* **Task instructions**
Return all lines from the listing below in which the string "name" occurs.
== Data shown
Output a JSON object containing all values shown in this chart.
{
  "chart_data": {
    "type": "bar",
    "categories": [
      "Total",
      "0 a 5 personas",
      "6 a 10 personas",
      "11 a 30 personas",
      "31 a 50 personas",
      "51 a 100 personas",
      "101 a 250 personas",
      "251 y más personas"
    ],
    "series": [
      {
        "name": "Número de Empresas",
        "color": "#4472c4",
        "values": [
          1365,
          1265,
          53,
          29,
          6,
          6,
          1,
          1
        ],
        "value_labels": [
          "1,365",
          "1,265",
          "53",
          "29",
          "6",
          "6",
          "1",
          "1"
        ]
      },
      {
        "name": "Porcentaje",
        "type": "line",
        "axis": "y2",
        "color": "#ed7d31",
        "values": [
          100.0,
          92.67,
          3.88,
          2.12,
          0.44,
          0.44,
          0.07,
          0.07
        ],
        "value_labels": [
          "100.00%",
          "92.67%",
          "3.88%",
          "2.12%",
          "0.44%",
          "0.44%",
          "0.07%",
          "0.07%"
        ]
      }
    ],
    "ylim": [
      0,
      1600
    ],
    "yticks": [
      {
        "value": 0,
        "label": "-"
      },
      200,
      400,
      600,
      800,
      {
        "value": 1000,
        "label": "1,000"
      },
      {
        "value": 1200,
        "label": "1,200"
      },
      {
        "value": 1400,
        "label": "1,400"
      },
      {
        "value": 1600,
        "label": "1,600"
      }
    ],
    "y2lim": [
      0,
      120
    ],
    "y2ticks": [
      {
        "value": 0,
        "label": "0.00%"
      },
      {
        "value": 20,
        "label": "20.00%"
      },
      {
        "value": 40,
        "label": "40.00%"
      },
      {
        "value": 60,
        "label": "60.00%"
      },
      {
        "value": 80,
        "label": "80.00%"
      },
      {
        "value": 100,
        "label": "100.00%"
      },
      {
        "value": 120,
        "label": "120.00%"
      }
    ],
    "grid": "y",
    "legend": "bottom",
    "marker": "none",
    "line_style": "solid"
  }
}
====
* **Output**
        "name": "Número de Empresas",
        "name": "Porcentaje",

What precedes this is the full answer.